Work to do: Read the records and write them out again exactly.

Data for processing:
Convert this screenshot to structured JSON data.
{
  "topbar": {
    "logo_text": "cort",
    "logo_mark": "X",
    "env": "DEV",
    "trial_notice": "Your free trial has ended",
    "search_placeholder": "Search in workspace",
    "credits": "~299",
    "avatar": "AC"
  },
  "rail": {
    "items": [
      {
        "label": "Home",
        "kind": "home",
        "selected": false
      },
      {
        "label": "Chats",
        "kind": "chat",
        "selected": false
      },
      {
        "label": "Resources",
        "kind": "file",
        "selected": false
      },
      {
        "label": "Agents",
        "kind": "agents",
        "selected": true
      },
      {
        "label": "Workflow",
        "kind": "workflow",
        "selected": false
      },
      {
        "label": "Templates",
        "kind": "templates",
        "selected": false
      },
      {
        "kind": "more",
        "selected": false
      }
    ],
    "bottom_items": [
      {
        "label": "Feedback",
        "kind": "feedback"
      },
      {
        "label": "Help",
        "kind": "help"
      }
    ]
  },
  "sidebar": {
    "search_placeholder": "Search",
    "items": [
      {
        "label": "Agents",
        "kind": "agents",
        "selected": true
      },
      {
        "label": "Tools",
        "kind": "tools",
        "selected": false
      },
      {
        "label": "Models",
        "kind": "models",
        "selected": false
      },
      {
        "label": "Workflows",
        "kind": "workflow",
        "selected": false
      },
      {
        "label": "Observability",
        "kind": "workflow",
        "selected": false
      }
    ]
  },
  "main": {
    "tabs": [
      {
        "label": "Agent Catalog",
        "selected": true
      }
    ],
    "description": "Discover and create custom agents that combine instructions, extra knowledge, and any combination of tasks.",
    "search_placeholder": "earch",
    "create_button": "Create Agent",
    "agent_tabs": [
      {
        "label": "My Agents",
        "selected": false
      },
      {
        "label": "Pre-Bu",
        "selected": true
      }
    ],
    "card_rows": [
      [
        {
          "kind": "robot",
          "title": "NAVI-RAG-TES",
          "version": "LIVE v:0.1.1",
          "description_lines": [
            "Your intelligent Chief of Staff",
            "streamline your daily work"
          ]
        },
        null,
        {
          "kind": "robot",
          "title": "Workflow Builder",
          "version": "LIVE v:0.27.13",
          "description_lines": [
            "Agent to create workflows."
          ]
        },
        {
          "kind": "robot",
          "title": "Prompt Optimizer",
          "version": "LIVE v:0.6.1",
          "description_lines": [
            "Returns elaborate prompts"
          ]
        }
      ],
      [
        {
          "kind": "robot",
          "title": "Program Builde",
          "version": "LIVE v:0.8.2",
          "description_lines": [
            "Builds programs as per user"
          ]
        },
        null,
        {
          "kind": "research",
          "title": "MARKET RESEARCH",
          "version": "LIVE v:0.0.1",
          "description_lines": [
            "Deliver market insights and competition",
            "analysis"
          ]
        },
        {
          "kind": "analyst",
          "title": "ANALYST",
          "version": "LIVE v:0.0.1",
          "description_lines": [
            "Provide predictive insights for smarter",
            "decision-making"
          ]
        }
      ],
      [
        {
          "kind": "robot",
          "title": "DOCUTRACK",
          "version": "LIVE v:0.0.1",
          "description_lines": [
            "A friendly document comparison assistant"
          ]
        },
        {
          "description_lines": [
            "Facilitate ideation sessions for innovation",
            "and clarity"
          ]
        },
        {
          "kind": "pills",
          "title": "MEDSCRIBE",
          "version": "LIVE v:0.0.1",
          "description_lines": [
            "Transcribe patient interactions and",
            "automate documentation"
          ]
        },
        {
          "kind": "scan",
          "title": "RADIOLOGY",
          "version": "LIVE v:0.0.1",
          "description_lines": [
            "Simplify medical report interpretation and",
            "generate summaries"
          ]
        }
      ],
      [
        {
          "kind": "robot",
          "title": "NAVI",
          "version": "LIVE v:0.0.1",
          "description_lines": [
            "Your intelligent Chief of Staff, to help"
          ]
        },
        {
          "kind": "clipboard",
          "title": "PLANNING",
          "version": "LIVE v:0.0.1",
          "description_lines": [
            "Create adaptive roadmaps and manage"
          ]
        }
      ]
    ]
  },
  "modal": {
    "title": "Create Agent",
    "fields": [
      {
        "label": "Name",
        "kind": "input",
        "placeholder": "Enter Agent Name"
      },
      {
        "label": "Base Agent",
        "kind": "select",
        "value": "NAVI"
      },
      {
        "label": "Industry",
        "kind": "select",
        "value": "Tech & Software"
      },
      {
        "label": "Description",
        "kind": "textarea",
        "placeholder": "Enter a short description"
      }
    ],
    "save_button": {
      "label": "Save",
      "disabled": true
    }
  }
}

Solution for this exercise:
Convert this screenshot to structured JSON data.
{
  "topbar": {
    "logo_text": "cort",
    "logo_mark": "X",
    "env": "DEV",
    "trial_notice": "Your free trial has ended",
    "search_placeholder": "Search in workspace",
    "credits": "~299",
    "avatar": "AC"
  },
  "rail": {
    "items": [
      {
        "label": "Home",
        "kind": "home",
        "selected": false
      },
      {
        "label": "Chats",
        "kind": "chat",
        "selected": false
      },
      {
        "label": "Resources",
        "kind": "file",
        "selected": false
      },
      {
        "label": "Agents",
        "kind": "agents",
        "selected": true
      },
      {
        "label": "Workflow",
        "kind": "workflow",
        "selected": false
      },
      {
        "label": "Templates",
        "kind": "templates",
        "selected": false
      },
      {
        "kind": "more",
        "selected": false
      }
    ],
    "bottom_items": [
      {
        "label": "Feedback",
        "kind": "feedback"
      },
      {
        "label": "Help",
        "kind": "help"
      }
    ]
  },
  "sidebar": {
    "search_placeholder": "Search",
    "items": [
      {
        "label": "Agents",
        "kind": "agents",
        "selected": true
      },
      {
        "label": "Tools",
        "kind": "tools",
        "selected": false
      },
      {
        "label": "Models",
        "kind": "models",
        "selected": false
      },
      {
        "label": "Workflows",
        "kind": "workflow",
        "selected": false
      },
      {
        "label": "Observability",
        "kind": "workflow",
        "selected": false
      }
    ]
  },
  "main": {
    "tabs": [
      {
        "label": "Agent Catalog",
        "selected": true
      }
    ],
    "description": "Discover and create custom agents that combine instructions, extra knowledge, and any combination of tasks.",
    "search_placeholder": "earch",
    "create_button": "Create Agent",
    "agent_tabs": [
      {
        "label": "My Agents",
        "selected": false
      },
      {
        "label": "Pre-Bu",
        "selected": true
      }
    ],
    "card_rows": [
      [
        {
          "kind": "robot",
          "title": "NAVI-RAG-TES",
          "version": "LIVE v:0.1.1",
          "description_lines": [
            "Your intelligent Chief of Staff",
            "streamline your daily work"
          ]
        },
        null,
        {
          "kind": "robot",
          "title": "Workflow Builder",
          "version": "LIVE v:0.27.13",
          "description_lines": [
            "Agent to create workflows."
          ]
        },
        {
          "kind": "robot",
          "title": "Prompt Optimizer",
          "version": "LIVE v:0.6.1",
          "description_lines": [
            "Returns elaborate prompts"
          ]
        }
      ],
      [
        {
          "kind": "robot",
          "title": "Program Builde",
          "version": "LIVE v:0.8.2",
          "description_lines": [
            "Builds programs as per user"
          ]
        },
        null,
        {
          "kind": "research",
          "title": "MARKET RESEARCH",
          "version": "LIVE v:0.0.1",
          "description_lines": [
            "Deliver market insights and competition",
            "analysis"
          ]
        },
        {
          "kind": "analyst",
          "title": "ANALYST",
          "version": "LIVE v:0.0.1",
          "description_lines": [
            "Provide predictive insights for smarter",
            "decision-making"
          ]
        }
      ],
      [
        {
          "kind": "robot",
          "title": "DOCUTRACK",
          "version": "LIVE v:0.0.1",
          "description_lines": [
            "A friendly document comparison assistant"
          ]
        },
        {
          "description_lines": [
            "Facilitate ideation sessions for innovation",
            "and clarity"
          ]
        },
        {
          "kind": "pills",
          "title": "MEDSCRIBE",
          "version": "LIVE v:0.0.1",
          "description_lines": [
            "Transcribe patient interactions and",
            "automate documentation"
          ]
        },
        {
          "kind": "scan",
          "title": "RADIOLOGY",
          "version": "LIVE v:0.0.1",
          "description_lines": [
            "Simplify medical report interpretation and",
            "generate summaries"
          ]
        }
      ],
      [
        {
          "kind": "robot",
          "title": "NAVI",
          "version": "LIVE v:0.0.1",
          "description_lines": [
            "Your intelligent Chief of Staff, to help"
          ]
        },
        {
          "kind": "clipboard",
          "title": "PLANNING",
          "version": "LIVE v:0.0.1",
          "description_lines": [
            "Create adaptive roadmaps and manage"
          ]
        }
      ]
    ]
  },
  "modal": {
    "title": "Create Agent",
    "fields": [
      {
        "label": "Name",
        "kind": "input",
        "placeholder": "Enter Agent Name"
      },
      {
        "label": "Base Agent",
        "kind": "select",
        "value": "NAVI"
      },
      {
        "label": "Industry",
        "kind": "select",
        "value": "Tech & Software"
      },
      {
        "label": "Description",
        "kind": "textarea",
        "placeholder": "Enter a short description"
      }
    ],
    "save_button": {
      "label": "Save",
      "disabled": true
    }
  }
}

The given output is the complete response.